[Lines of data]
▽
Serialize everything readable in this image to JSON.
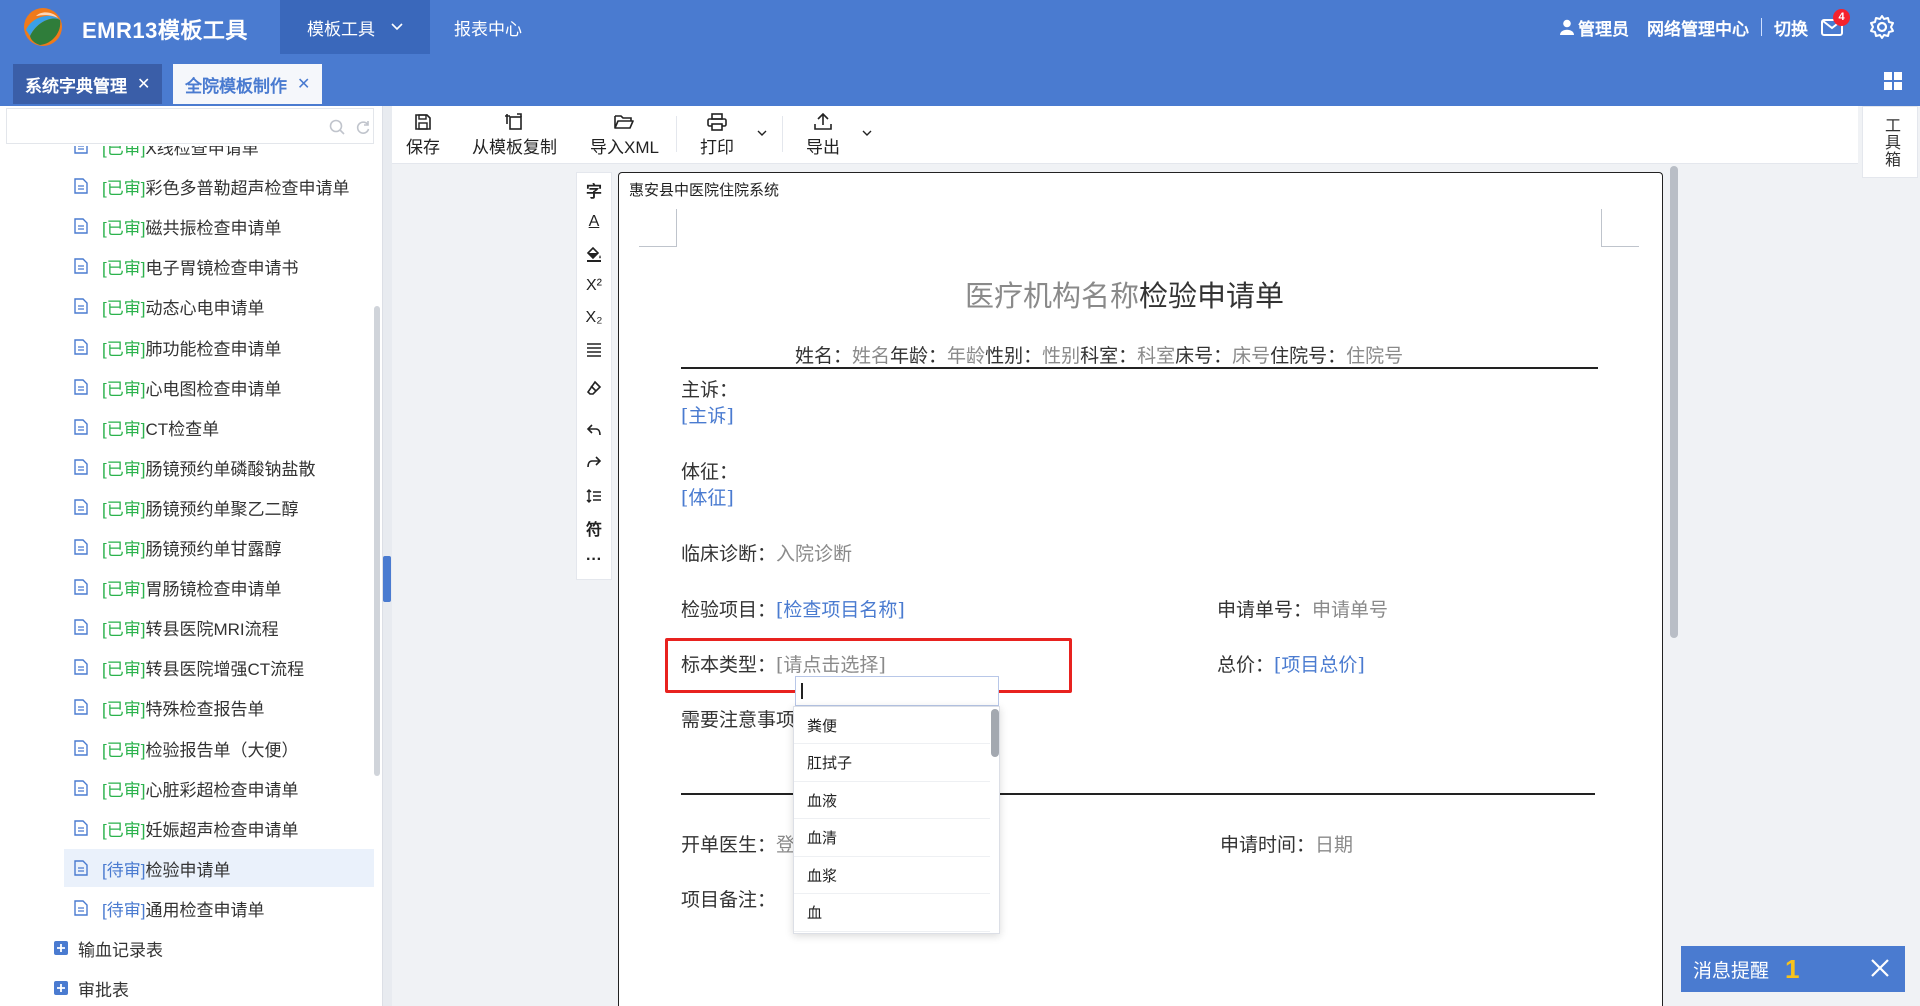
{
  "header": {
    "app_title": "EMR13模板工具",
    "nav": [
      {
        "label": "模板工具"
      },
      {
        "label": "报表中心"
      }
    ],
    "user": "管理员",
    "network": "网络管理中心",
    "switch": "切换",
    "mail_badge": "4",
    "accent": "#4a7bd0"
  },
  "tabs": [
    {
      "label": "系统字典管理",
      "close": "✕"
    },
    {
      "label": "全院模板制作",
      "close": "✕"
    }
  ],
  "tree": {
    "items": [
      {
        "status": "[已审]",
        "name": "X线检查申请单"
      },
      {
        "status": "[已审]",
        "name": "彩色多普勒超声检查申请单"
      },
      {
        "status": "[已审]",
        "name": "磁共振检查申请单"
      },
      {
        "status": "[已审]",
        "name": "电子胃镜检查申请书"
      },
      {
        "status": "[已审]",
        "name": "动态心电申请单"
      },
      {
        "status": "[已审]",
        "name": "肺功能检查申请单"
      },
      {
        "status": "[已审]",
        "name": "心电图检查申请单"
      },
      {
        "status": "[已审]",
        "name": "CT检查单"
      },
      {
        "status": "[已审]",
        "name": "肠镜预约单磷酸钠盐散"
      },
      {
        "status": "[已审]",
        "name": "肠镜预约单聚乙二醇"
      },
      {
        "status": "[已审]",
        "name": "肠镜预约单甘露醇"
      },
      {
        "status": "[已审]",
        "name": "胃肠镜检查申请单"
      },
      {
        "status": "[已审]",
        "name": "转县医院MRI流程"
      },
      {
        "status": "[已审]",
        "name": "转县医院增强CT流程"
      },
      {
        "status": "[已审]",
        "name": "特殊检查报告单"
      },
      {
        "status": "[已审]",
        "name": "检验报告单（大便）"
      },
      {
        "status": "[已审]",
        "name": "心脏彩超检查申请单"
      },
      {
        "status": "[已审]",
        "name": "妊娠超声检查申请单"
      },
      {
        "status": "[待审]",
        "name": "检验申请单"
      },
      {
        "status": "[待审]",
        "name": "通用检查申请单"
      }
    ],
    "folders": [
      {
        "name": "输血记录表"
      },
      {
        "name": "审批表"
      }
    ]
  },
  "toolbar": {
    "save": "保存",
    "copy": "从模板复制",
    "import": "导入XML",
    "print": "打印",
    "export": "导出"
  },
  "vtools": [
    "字",
    "A",
    "fill",
    "X²",
    "X₂",
    "align",
    "eraser",
    "undo",
    "redo",
    "spacing",
    "符",
    "···"
  ],
  "toolbox": "工具箱",
  "document": {
    "header": "惠安县中医院住院系统",
    "title_ph": "医疗机构名称",
    "title": "检验申请单",
    "info": [
      {
        "label": "姓名：",
        "value": "姓名"
      },
      {
        "label": "年龄：",
        "value": "年龄"
      },
      {
        "label": "性别：",
        "value": "性别"
      },
      {
        "label": "科室：",
        "value": "科室"
      },
      {
        "label": "床号：",
        "value": "床号"
      },
      {
        "label": "住院号：",
        "value": "住院号"
      }
    ],
    "complaint_label": "主诉：",
    "complaint_value": "[主诉]",
    "sign_label": "体征：",
    "sign_value": "[体征]",
    "diag_label": "临床诊断：",
    "diag_value": "入院诊断",
    "item_label": "检验项目：",
    "item_value": "[检查项目名称]",
    "appno_label": "申请单号：",
    "appno_value": "申请单号",
    "specimen_label": "标本类型：",
    "specimen_value": "[请点击选择]",
    "price_label": "总价：",
    "price_value": "[项目总价]",
    "notice_label": "需要注意事项：",
    "doctor_label": "开单医生：",
    "doctor_value": "登",
    "time_label": "申请时间：",
    "time_value": "日期",
    "remark_label": "项目备注："
  },
  "dropdown": {
    "options": [
      "粪便",
      "肛拭子",
      "血液",
      "血清",
      "血浆",
      "血"
    ]
  },
  "message": {
    "label": "消息提醒",
    "count": "1"
  }
}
△
### TASK STATEMENT
Copy out the data above exactly, except the pictures.

### REPLY TO THE EXERCISE
Serialize everything readable in this image to JSON.
{
  "header": {
    "app_title": "EMR13模板工具",
    "nav": [
      {
        "label": "模板工具"
      },
      {
        "label": "报表中心"
      }
    ],
    "user": "管理员",
    "network": "网络管理中心",
    "switch": "切换",
    "mail_badge": "4",
    "accent": "#4a7bd0"
  },
  "tabs": [
    {
      "label": "系统字典管理",
      "close": "✕"
    },
    {
      "label": "全院模板制作",
      "close": "✕"
    }
  ],
  "tree": {
    "items": [
      {
        "status": "[已审]",
        "name": "X线检查申请单"
      },
      {
        "status": "[已审]",
        "name": "彩色多普勒超声检查申请单"
      },
      {
        "status": "[已审]",
        "name": "磁共振检查申请单"
      },
      {
        "status": "[已审]",
        "name": "电子胃镜检查申请书"
      },
      {
        "status": "[已审]",
        "name": "动态心电申请单"
      },
      {
        "status": "[已审]",
        "name": "肺功能检查申请单"
      },
      {
        "status": "[已审]",
        "name": "心电图检查申请单"
      },
      {
        "status": "[已审]",
        "name": "CT检查单"
      },
      {
        "status": "[已审]",
        "name": "肠镜预约单磷酸钠盐散"
      },
      {
        "status": "[已审]",
        "name": "肠镜预约单聚乙二醇"
      },
      {
        "status": "[已审]",
        "name": "肠镜预约单甘露醇"
      },
      {
        "status": "[已审]",
        "name": "胃肠镜检查申请单"
      },
      {
        "status": "[已审]",
        "name": "转县医院MRI流程"
      },
      {
        "status": "[已审]",
        "name": "转县医院增强CT流程"
      },
      {
        "status": "[已审]",
        "name": "特殊检查报告单"
      },
      {
        "status": "[已审]",
        "name": "检验报告单（大便）"
      },
      {
        "status": "[已审]",
        "name": "心脏彩超检查申请单"
      },
      {
        "status": "[已审]",
        "name": "妊娠超声检查申请单"
      },
      {
        "status": "[待审]",
        "name": "检验申请单"
      },
      {
        "status": "[待审]",
        "name": "通用检查申请单"
      }
    ],
    "folders": [
      {
        "name": "输血记录表"
      },
      {
        "name": "审批表"
      }
    ]
  },
  "toolbar": {
    "save": "保存",
    "copy": "从模板复制",
    "import": "导入XML",
    "print": "打印",
    "export": "导出"
  },
  "vtools": [
    "字",
    "A",
    "fill",
    "X²",
    "X₂",
    "align",
    "eraser",
    "undo",
    "redo",
    "spacing",
    "符",
    "···"
  ],
  "toolbox": "工具箱",
  "document": {
    "header": "惠安县中医院住院系统",
    "title_ph": "医疗机构名称",
    "title": "检验申请单",
    "info": [
      {
        "label": "姓名：",
        "value": "姓名"
      },
      {
        "label": "年龄：",
        "value": "年龄"
      },
      {
        "label": "性别：",
        "value": "性别"
      },
      {
        "label": "科室：",
        "value": "科室"
      },
      {
        "label": "床号：",
        "value": "床号"
      },
      {
        "label": "住院号：",
        "value": "住院号"
      }
    ],
    "complaint_label": "主诉：",
    "complaint_value": "[主诉]",
    "sign_label": "体征：",
    "sign_value": "[体征]",
    "diag_label": "临床诊断：",
    "diag_value": "入院诊断",
    "item_label": "检验项目：",
    "item_value": "[检查项目名称]",
    "appno_label": "申请单号：",
    "appno_value": "申请单号",
    "specimen_label": "标本类型：",
    "specimen_value": "[请点击选择]",
    "price_label": "总价：",
    "price_value": "[项目总价]",
    "notice_label": "需要注意事项：",
    "doctor_label": "开单医生：",
    "doctor_value": "登",
    "time_label": "申请时间：",
    "time_value": "日期",
    "remark_label": "项目备注："
  },
  "dropdown": {
    "options": [
      "粪便",
      "肛拭子",
      "血液",
      "血清",
      "血浆",
      "血"
    ]
  },
  "message": {
    "label": "消息提醒",
    "count": "1"
  }
}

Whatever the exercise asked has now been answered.